[Do this] Produce the listing below again, exactly as shown.

[Records for processing]
---

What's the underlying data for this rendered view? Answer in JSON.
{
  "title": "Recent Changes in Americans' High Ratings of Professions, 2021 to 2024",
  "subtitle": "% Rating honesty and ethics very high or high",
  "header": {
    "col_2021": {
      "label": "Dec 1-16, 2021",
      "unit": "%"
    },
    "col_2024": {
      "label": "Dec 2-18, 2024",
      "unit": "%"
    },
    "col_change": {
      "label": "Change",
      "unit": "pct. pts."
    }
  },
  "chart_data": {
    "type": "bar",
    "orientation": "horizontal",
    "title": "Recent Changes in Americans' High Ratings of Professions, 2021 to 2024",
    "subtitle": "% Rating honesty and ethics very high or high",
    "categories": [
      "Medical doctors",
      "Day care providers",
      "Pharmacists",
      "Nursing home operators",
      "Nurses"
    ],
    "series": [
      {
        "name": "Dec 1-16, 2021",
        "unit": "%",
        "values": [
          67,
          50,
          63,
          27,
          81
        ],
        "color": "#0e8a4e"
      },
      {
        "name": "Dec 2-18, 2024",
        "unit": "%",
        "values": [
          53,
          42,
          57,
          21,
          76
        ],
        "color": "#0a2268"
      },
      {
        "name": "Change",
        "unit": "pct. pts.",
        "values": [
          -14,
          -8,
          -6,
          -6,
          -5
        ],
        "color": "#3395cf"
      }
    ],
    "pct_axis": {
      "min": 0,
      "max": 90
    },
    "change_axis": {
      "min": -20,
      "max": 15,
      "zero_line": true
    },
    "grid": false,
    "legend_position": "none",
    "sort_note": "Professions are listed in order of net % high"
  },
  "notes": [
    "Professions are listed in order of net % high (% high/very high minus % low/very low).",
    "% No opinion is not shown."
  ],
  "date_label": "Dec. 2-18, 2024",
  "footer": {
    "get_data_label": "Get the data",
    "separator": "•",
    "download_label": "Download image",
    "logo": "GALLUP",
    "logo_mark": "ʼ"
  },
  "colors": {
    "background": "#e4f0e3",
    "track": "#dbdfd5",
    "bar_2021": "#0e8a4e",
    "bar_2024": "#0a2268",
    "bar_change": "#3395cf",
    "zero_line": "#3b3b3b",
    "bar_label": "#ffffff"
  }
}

---

[Output below]
What's the underlying data for this rendered view? Answer in JSON.
{
  "title": "Recent Changes in Americans' High Ratings of Professions, 2021 to 2024",
  "subtitle": "% Rating honesty and ethics very high or high",
  "header": {
    "col_2021": {
      "label": "Dec 1-16, 2021",
      "unit": "%"
    },
    "col_2024": {
      "label": "Dec 2-18, 2024",
      "unit": "%"
    },
    "col_change": {
      "label": "Change",
      "unit": "pct. pts."
    }
  },
  "chart_data": {
    "type": "bar",
    "orientation": "horizontal",
    "title": "Recent Changes in Americans' High Ratings of Professions, 2021 to 2024",
    "subtitle": "% Rating honesty and ethics very high or high",
    "categories": [
      "Medical doctors",
      "Day care providers",
      "Pharmacists",
      "Nursing home operators",
      "Nurses"
    ],
    "series": [
      {
        "name": "Dec 1-16, 2021",
        "unit": "%",
        "values": [
          67,
          50,
          63,
          27,
          81
        ],
        "color": "#0e8a4e"
      },
      {
        "name": "Dec 2-18, 2024",
        "unit": "%",
        "values": [
          53,
          42,
          57,
          21,
          76
        ],
        "color": "#0a2268"
      },
      {
        "name": "Change",
        "unit": "pct. pts.",
        "values": [
          -14,
          -8,
          -6,
          -6,
          -5
        ],
        "color": "#3395cf"
      }
    ],
    "pct_axis": {
      "min": 0,
      "max": 90
    },
    "change_axis": {
      "min": -20,
      "max": 15,
      "zero_line": true
    },
    "grid": false,
    "legend_position": "none",
    "sort_note": "Professions are listed in order of net % high"
  },
  "notes": [
    "Professions are listed in order of net % high (% high/very high minus % low/very low).",
    "% No opinion is not shown."
  ],
  "date_label": "Dec. 2-18, 2024",
  "footer": {
    "get_data_label": "Get the data",
    "separator": "•",
    "download_label": "Download image",
    "logo": "GALLUP",
    "logo_mark": "ʼ"
  },
  "colors": {
    "background": "#e4f0e3",
    "track": "#dbdfd5",
    "bar_2021": "#0e8a4e",
    "bar_2024": "#0a2268",
    "bar_change": "#3395cf",
    "zero_line": "#3b3b3b",
    "bar_label": "#ffffff"
  }
}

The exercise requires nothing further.